PROBLEM DETAILS
Copy out all of the data below with no alterations.

___ RECORDS FOR PROCESSING ___

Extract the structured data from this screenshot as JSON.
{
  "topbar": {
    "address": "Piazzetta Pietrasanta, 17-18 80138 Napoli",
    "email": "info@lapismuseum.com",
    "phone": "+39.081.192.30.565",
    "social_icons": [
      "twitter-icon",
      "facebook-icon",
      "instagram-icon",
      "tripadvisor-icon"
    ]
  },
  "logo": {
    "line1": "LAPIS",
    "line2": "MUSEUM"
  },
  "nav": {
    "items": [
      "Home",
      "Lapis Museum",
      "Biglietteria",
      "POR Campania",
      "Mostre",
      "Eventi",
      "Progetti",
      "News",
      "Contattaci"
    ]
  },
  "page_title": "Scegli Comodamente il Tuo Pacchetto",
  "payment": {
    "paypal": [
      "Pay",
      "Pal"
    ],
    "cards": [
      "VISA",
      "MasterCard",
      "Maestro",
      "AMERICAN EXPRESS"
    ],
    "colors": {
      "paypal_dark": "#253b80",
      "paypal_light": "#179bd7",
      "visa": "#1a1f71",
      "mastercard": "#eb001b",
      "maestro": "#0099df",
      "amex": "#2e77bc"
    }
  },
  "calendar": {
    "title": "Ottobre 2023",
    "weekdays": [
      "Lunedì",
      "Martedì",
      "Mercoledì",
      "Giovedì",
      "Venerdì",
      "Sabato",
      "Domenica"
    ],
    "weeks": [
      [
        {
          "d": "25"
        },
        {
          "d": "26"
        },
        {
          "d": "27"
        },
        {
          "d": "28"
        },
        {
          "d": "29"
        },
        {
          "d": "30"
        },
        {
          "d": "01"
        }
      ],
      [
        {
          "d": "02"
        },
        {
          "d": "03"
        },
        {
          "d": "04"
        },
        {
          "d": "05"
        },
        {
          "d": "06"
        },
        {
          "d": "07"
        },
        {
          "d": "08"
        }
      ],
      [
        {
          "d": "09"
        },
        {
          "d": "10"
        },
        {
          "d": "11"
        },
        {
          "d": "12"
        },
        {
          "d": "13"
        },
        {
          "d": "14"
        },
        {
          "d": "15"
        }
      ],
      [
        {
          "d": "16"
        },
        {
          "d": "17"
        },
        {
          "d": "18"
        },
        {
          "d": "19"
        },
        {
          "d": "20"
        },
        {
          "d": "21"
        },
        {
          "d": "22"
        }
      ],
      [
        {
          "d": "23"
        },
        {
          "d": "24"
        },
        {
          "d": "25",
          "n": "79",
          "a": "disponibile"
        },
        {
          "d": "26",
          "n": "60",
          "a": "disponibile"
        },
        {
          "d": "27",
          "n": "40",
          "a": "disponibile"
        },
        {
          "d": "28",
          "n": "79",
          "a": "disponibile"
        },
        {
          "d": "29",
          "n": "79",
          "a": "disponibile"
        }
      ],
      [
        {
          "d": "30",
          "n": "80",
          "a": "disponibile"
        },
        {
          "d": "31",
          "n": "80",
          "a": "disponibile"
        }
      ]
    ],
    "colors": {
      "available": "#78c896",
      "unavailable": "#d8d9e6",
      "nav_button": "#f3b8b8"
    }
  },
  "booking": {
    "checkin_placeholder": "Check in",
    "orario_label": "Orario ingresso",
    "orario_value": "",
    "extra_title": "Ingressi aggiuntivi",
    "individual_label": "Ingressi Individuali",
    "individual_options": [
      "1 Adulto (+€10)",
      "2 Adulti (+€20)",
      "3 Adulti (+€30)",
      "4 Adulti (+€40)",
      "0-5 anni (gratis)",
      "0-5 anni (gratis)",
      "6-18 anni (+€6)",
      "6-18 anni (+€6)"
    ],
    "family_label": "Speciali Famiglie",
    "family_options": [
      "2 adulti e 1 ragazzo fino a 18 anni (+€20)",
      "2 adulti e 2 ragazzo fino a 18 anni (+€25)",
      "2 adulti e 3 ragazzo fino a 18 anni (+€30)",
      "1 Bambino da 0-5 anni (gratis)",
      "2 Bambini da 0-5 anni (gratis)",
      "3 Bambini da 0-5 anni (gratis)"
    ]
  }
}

___

EXPECTED ANSWER
Extract the structured data from this screenshot as JSON.
{
  "topbar": {
    "address": "Piazzetta Pietrasanta, 17-18 80138 Napoli",
    "email": "info@lapismuseum.com",
    "phone": "+39.081.192.30.565",
    "social_icons": [
      "twitter-icon",
      "facebook-icon",
      "instagram-icon",
      "tripadvisor-icon"
    ]
  },
  "logo": {
    "line1": "LAPIS",
    "line2": "MUSEUM"
  },
  "nav": {
    "items": [
      "Home",
      "Lapis Museum",
      "Biglietteria",
      "POR Campania",
      "Mostre",
      "Eventi",
      "Progetti",
      "News",
      "Contattaci"
    ]
  },
  "page_title": "Scegli Comodamente il Tuo Pacchetto",
  "payment": {
    "paypal": [
      "Pay",
      "Pal"
    ],
    "cards": [
      "VISA",
      "MasterCard",
      "Maestro",
      "AMERICAN EXPRESS"
    ],
    "colors": {
      "paypal_dark": "#253b80",
      "paypal_light": "#179bd7",
      "visa": "#1a1f71",
      "mastercard": "#eb001b",
      "maestro": "#0099df",
      "amex": "#2e77bc"
    }
  },
  "calendar": {
    "title": "Ottobre 2023",
    "weekdays": [
      "Lunedì",
      "Martedì",
      "Mercoledì",
      "Giovedì",
      "Venerdì",
      "Sabato",
      "Domenica"
    ],
    "weeks": [
      [
        {
          "d": "25"
        },
        {
          "d": "26"
        },
        {
          "d": "27"
        },
        {
          "d": "28"
        },
        {
          "d": "29"
        },
        {
          "d": "30"
        },
        {
          "d": "01"
        }
      ],
      [
        {
          "d": "02"
        },
        {
          "d": "03"
        },
        {
          "d": "04"
        },
        {
          "d": "05"
        },
        {
          "d": "06"
        },
        {
          "d": "07"
        },
        {
          "d": "08"
        }
      ],
      [
        {
          "d": "09"
        },
        {
          "d": "10"
        },
        {
          "d": "11"
        },
        {
          "d": "12"
        },
        {
          "d": "13"
        },
        {
          "d": "14"
        },
        {
          "d": "15"
        }
      ],
      [
        {
          "d": "16"
        },
        {
          "d": "17"
        },
        {
          "d": "18"
        },
        {
          "d": "19"
        },
        {
          "d": "20"
        },
        {
          "d": "21"
        },
        {
          "d": "22"
        }
      ],
      [
        {
          "d": "23"
        },
        {
          "d": "24"
        },
        {
          "d": "25",
          "n": "79",
          "a": "disponibile"
        },
        {
          "d": "26",
          "n": "60",
          "a": "disponibile"
        },
        {
          "d": "27",
          "n": "40",
          "a": "disponibile"
        },
        {
          "d": "28",
          "n": "79",
          "a": "disponibile"
        },
        {
          "d": "29",
          "n": "79",
          "a": "disponibile"
        }
      ],
      [
        {
          "d": "30",
          "n": "80",
          "a": "disponibile"
        },
        {
          "d": "31",
          "n": "80",
          "a": "disponibile"
        }
      ]
    ],
    "colors": {
      "available": "#78c896",
      "unavailable": "#d8d9e6",
      "nav_button": "#f3b8b8"
    }
  },
  "booking": {
    "checkin_placeholder": "Check in",
    "orario_label": "Orario ingresso",
    "orario_value": "",
    "extra_title": "Ingressi aggiuntivi",
    "individual_label": "Ingressi Individuali",
    "individual_options": [
      "1 Adulto (+€10)",
      "2 Adulti (+€20)",
      "3 Adulti (+€30)",
      "4 Adulti (+€40)",
      "0-5 anni (gratis)",
      "0-5 anni (gratis)",
      "6-18 anni (+€6)",
      "6-18 anni (+€6)"
    ],
    "family_label": "Speciali Famiglie",
    "family_options": [
      "2 adulti e 1 ragazzo fino a 18 anni (+€20)",
      "2 adulti e 2 ragazzo fino a 18 anni (+€25)",
      "2 adulti e 3 ragazzo fino a 18 anni (+€30)",
      "1 Bambino da 0-5 anni (gratis)",
      "2 Bambini da 0-5 anni (gratis)",
      "3 Bambini da 0-5 anni (gratis)"
    ]
  }
}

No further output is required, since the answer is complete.